Pick out and copy every line below that has the word "reloj".

(Stored data)
## BEGIN
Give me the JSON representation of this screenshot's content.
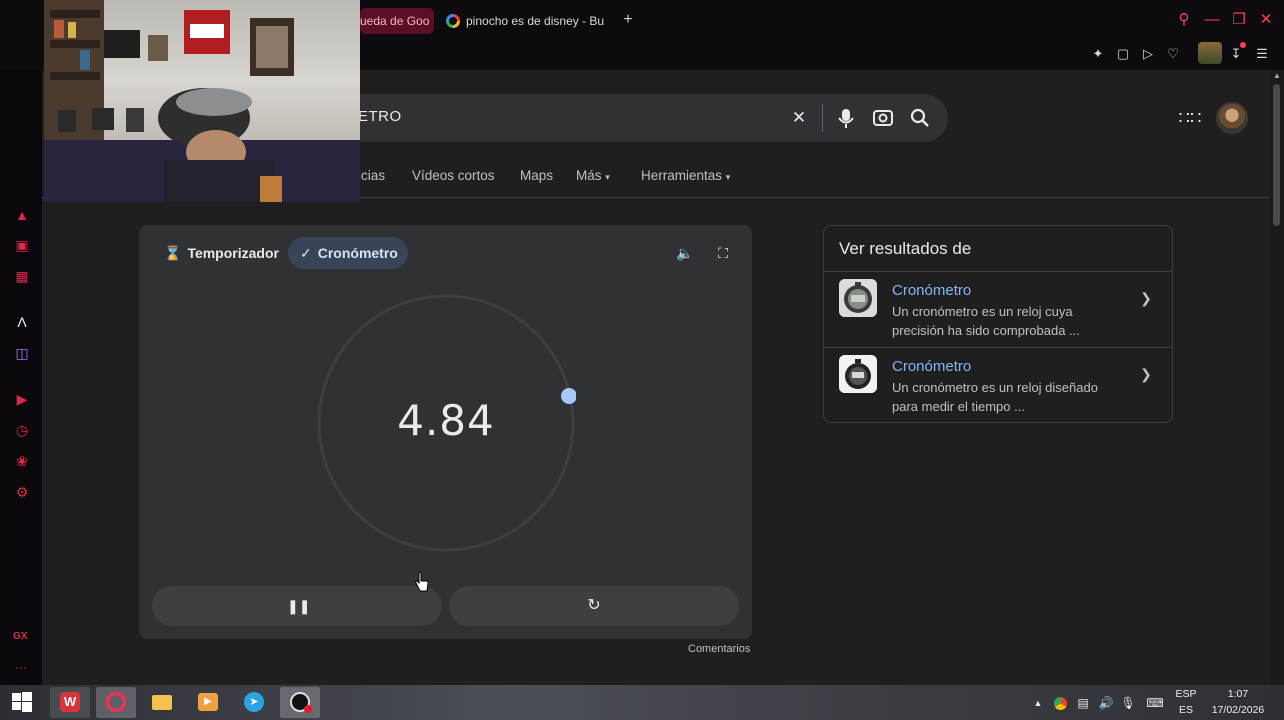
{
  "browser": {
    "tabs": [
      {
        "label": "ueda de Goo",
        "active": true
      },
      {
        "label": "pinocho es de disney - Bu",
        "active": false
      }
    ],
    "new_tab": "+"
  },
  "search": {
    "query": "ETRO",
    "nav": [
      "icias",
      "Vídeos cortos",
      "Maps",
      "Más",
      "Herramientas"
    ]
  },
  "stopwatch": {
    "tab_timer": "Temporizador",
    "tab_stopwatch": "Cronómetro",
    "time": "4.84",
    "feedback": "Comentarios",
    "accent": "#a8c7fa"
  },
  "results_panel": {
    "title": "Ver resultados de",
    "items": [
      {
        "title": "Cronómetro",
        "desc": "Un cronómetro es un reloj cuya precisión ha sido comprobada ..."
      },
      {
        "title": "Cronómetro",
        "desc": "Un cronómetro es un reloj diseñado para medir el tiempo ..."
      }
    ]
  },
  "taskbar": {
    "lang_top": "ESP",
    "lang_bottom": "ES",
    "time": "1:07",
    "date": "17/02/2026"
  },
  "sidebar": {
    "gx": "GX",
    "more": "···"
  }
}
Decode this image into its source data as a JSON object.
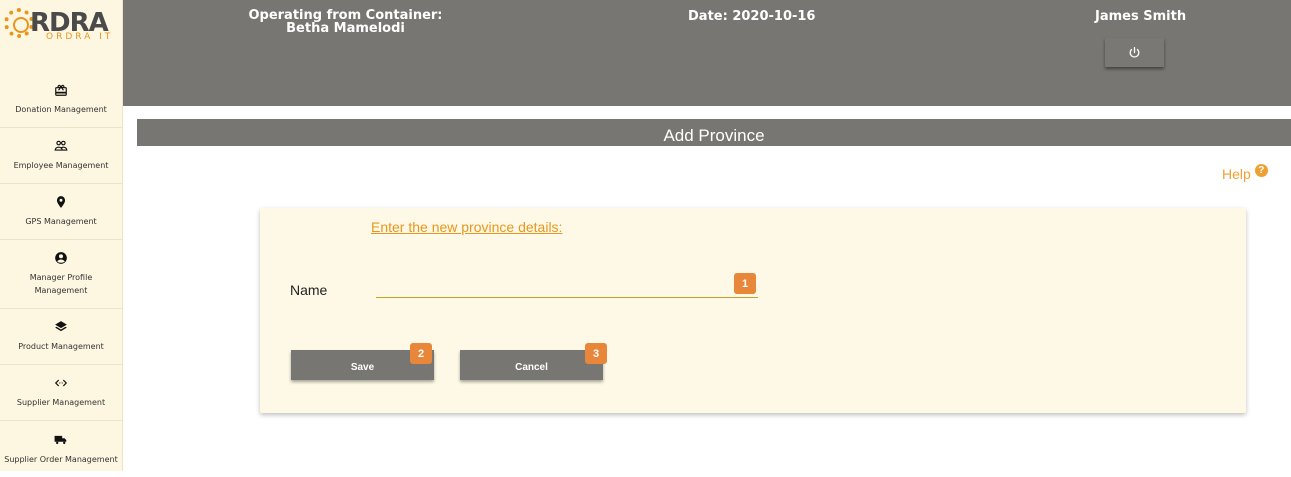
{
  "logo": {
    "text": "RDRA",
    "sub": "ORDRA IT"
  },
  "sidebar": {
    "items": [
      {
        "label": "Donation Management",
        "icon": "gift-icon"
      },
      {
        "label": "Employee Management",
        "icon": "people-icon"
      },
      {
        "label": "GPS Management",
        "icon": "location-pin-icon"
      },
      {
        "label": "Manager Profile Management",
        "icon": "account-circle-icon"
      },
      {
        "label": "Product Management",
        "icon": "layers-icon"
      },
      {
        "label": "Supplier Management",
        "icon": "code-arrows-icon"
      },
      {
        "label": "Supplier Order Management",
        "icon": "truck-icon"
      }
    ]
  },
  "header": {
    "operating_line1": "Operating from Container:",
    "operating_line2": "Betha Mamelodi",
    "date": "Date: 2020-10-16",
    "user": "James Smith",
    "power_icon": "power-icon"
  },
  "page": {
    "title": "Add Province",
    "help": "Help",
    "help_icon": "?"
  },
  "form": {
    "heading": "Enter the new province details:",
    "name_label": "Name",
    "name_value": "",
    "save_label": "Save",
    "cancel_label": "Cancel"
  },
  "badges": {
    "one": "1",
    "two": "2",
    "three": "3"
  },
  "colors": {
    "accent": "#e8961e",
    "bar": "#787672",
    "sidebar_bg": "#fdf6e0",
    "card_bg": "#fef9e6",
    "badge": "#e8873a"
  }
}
## END
**Correct result:**
        "desc": "Un cronómetro es un reloj cuya precisión ha sido comprobada ..."
        "desc": "Un cronómetro es un reloj diseñado para medir el tiempo ..."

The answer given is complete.